Challenge. Review the material line by line. Identify and copy every line that contains the string "icon".

Data shown.
'''

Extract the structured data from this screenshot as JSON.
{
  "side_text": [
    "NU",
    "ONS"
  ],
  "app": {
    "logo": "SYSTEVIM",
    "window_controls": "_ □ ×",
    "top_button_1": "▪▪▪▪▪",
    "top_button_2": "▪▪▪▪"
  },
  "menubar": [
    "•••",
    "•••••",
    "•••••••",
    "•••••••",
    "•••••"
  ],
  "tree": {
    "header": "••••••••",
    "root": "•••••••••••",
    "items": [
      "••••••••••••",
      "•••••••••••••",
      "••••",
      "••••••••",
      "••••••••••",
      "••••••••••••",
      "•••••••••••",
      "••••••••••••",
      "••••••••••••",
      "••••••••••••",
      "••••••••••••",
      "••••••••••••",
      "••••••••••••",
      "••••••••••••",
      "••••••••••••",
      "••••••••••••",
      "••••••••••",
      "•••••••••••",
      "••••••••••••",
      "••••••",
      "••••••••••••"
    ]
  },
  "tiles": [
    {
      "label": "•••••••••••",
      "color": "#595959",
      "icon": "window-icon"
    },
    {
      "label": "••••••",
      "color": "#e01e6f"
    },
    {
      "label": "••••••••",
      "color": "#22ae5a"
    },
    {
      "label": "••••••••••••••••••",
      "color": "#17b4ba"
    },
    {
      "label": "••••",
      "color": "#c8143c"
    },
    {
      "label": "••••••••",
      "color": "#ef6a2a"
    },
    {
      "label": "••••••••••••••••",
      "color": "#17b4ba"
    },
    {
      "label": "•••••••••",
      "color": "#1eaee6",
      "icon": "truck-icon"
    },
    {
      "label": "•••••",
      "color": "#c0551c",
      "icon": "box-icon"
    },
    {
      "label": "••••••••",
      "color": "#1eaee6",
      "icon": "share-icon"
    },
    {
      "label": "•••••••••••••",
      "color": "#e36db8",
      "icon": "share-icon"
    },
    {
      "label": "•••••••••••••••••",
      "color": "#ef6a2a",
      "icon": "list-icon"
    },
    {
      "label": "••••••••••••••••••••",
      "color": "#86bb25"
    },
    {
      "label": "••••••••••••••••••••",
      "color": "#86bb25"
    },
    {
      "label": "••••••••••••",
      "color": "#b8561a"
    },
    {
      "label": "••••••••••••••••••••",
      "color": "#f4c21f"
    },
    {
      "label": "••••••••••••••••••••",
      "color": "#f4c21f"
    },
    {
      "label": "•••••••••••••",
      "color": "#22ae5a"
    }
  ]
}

'''

Exercise solution.
      "icon": "window-icon"
      "icon": "truck-icon"
      "icon": "box-icon"
      "icon": "share-icon"
      "icon": "share-icon"
      "icon": "list-icon"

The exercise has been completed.